##### DATA PROVIDED
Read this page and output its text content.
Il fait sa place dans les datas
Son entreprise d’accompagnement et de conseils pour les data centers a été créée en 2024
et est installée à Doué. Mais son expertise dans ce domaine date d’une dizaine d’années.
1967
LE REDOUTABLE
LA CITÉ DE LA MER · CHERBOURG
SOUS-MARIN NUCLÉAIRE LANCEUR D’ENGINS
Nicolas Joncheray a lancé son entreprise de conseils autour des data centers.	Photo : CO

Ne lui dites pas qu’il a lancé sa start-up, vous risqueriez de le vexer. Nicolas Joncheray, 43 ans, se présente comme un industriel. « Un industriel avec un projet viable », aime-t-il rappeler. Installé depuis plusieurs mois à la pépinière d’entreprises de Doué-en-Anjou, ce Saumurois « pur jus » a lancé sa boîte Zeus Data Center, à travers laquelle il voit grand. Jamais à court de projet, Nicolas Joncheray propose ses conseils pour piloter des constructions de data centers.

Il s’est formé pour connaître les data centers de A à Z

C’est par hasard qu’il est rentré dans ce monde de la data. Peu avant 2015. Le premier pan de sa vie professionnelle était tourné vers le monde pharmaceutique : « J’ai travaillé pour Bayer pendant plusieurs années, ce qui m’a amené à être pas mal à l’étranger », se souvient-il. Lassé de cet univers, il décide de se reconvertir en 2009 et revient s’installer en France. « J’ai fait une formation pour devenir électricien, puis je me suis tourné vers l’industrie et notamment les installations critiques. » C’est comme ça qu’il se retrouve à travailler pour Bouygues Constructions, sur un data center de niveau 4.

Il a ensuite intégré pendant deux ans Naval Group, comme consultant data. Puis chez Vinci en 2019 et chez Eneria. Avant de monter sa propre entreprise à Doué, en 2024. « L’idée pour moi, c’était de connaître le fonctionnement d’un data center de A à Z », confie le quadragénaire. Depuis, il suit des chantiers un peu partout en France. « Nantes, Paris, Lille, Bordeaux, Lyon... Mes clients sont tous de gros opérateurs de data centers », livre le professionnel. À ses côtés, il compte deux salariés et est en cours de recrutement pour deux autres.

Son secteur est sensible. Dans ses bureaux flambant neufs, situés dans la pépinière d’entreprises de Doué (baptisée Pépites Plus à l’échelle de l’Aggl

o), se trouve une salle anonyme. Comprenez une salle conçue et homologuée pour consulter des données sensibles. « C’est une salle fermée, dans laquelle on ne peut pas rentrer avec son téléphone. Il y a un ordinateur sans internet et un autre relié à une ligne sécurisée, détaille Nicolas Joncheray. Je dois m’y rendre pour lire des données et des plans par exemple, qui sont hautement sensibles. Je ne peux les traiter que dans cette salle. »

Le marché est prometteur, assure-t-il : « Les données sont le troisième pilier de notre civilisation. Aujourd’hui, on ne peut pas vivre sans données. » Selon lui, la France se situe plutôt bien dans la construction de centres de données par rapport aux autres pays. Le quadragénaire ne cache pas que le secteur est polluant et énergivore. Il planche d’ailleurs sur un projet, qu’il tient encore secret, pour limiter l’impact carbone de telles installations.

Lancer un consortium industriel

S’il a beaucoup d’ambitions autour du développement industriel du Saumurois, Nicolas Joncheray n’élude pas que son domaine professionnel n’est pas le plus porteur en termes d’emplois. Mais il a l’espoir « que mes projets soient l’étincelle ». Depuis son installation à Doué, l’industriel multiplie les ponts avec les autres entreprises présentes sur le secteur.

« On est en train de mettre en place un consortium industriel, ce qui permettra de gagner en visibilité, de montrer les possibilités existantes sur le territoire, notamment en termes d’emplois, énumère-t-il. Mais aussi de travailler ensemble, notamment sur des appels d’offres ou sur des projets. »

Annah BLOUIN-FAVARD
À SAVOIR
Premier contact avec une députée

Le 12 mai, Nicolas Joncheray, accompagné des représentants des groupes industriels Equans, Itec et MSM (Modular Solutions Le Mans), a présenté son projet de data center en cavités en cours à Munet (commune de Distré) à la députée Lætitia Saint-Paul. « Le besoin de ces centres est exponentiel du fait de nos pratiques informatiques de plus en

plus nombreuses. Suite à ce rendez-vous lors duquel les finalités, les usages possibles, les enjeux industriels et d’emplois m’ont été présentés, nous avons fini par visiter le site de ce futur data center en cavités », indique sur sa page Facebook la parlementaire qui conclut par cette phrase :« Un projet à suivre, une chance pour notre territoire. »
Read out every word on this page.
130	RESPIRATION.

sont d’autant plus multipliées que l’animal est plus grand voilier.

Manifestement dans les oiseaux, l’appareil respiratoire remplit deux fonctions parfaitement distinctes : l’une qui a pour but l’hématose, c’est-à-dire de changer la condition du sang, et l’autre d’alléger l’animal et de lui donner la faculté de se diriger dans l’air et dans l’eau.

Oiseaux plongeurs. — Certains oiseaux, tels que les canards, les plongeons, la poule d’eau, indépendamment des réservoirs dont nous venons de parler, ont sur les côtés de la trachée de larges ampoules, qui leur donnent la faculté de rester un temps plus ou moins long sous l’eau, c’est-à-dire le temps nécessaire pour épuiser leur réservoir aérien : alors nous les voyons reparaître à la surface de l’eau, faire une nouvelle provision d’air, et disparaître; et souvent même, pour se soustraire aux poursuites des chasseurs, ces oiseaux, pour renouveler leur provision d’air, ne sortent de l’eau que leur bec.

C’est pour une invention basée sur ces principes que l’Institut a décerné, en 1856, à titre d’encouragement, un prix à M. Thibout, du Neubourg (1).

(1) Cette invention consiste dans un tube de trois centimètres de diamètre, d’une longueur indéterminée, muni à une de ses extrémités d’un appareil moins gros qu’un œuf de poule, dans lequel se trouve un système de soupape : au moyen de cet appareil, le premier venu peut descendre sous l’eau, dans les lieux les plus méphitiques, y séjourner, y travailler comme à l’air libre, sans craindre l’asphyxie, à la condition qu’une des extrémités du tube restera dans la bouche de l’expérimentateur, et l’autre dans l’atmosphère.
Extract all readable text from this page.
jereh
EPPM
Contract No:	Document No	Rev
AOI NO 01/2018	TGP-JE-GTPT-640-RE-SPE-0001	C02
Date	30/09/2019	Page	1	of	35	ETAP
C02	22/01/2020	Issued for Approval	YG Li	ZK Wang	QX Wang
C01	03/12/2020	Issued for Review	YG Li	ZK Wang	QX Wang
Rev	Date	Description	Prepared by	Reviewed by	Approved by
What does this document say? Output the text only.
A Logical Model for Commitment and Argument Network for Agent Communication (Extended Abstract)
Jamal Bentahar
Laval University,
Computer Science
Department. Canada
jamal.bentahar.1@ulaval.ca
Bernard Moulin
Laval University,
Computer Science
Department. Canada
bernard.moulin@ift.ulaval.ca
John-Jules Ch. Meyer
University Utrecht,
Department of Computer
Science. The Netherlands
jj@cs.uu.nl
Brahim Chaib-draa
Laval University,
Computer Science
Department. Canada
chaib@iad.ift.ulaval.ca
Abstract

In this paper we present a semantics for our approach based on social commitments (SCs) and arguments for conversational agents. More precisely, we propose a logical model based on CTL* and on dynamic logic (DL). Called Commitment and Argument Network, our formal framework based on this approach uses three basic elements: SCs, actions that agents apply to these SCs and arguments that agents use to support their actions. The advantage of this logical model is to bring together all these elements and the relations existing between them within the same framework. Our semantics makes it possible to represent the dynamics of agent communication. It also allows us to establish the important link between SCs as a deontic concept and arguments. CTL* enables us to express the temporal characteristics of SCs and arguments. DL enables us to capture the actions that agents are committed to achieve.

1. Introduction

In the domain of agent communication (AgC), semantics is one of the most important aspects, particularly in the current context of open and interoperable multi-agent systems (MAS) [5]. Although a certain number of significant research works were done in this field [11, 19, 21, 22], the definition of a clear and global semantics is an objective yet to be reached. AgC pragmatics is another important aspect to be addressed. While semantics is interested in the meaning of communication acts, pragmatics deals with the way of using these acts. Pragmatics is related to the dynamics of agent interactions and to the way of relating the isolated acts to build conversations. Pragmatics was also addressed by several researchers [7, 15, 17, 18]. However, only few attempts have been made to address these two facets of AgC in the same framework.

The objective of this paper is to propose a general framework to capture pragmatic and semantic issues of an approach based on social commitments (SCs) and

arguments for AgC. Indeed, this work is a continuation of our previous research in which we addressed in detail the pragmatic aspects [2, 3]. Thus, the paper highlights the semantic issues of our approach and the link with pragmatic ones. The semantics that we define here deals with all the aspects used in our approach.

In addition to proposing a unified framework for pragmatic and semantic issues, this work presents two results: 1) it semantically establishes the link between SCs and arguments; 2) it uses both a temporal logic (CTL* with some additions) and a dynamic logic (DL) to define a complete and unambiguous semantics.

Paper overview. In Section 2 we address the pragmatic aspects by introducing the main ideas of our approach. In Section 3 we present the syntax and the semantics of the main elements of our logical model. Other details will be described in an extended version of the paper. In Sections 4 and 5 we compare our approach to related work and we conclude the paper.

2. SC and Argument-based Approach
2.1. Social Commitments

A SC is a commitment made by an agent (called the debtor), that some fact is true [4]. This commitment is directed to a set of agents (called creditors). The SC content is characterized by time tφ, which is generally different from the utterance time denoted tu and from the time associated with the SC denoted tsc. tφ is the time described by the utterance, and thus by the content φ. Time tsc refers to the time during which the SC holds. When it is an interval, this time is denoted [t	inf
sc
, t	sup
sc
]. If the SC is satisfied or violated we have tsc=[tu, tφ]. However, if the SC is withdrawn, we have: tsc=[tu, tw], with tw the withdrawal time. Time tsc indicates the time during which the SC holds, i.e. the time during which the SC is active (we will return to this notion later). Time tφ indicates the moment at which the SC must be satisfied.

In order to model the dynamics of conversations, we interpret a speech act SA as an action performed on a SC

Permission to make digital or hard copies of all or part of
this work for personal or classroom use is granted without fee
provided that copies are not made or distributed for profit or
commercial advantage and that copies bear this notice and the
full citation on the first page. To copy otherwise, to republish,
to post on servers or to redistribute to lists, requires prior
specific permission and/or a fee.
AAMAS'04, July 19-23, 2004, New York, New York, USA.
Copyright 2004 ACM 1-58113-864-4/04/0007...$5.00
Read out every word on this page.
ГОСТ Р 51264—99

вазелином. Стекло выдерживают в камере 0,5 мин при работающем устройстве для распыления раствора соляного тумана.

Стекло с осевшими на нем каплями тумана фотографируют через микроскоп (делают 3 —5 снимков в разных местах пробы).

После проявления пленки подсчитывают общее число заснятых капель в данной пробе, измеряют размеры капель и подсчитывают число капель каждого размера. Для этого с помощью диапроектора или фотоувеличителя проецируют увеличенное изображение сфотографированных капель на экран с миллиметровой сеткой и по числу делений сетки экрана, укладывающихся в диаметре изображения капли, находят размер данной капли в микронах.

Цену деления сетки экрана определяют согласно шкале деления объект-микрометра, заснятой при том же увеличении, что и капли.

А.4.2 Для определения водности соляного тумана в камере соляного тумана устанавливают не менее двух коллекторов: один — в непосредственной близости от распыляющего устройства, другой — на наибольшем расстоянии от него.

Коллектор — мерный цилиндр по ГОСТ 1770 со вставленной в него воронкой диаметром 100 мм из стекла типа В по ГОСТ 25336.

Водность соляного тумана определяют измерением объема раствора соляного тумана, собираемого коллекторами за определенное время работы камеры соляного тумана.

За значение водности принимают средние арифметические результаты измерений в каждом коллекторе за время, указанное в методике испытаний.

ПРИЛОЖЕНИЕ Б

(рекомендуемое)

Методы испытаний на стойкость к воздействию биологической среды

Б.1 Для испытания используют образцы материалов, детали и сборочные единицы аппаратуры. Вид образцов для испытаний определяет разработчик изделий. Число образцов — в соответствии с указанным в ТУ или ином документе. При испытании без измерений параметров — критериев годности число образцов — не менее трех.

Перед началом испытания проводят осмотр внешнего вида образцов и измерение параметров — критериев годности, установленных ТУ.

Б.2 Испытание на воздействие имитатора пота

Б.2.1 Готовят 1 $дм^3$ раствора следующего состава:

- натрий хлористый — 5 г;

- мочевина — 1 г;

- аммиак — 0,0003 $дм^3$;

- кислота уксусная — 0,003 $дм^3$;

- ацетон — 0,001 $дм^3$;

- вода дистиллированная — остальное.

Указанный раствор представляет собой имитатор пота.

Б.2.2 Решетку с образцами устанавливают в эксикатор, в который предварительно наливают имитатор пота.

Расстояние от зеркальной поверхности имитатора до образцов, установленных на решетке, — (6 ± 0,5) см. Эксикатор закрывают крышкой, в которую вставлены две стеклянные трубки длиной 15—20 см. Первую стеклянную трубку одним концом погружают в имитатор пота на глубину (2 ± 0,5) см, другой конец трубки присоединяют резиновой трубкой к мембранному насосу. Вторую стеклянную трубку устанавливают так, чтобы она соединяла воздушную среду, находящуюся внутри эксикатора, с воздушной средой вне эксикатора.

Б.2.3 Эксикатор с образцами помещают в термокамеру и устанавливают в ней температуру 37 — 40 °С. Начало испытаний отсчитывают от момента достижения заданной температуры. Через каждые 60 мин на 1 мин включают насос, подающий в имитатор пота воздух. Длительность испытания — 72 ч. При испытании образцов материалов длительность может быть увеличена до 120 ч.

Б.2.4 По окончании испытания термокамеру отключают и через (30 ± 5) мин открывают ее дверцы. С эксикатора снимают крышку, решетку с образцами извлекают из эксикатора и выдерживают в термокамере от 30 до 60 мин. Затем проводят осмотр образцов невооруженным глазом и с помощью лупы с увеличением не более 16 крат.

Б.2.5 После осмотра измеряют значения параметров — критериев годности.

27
##########
• TASK DIRECTIONS
Reply with nothing except the number of lines in the listing above that include the string "определяют".

• SOLUTION
2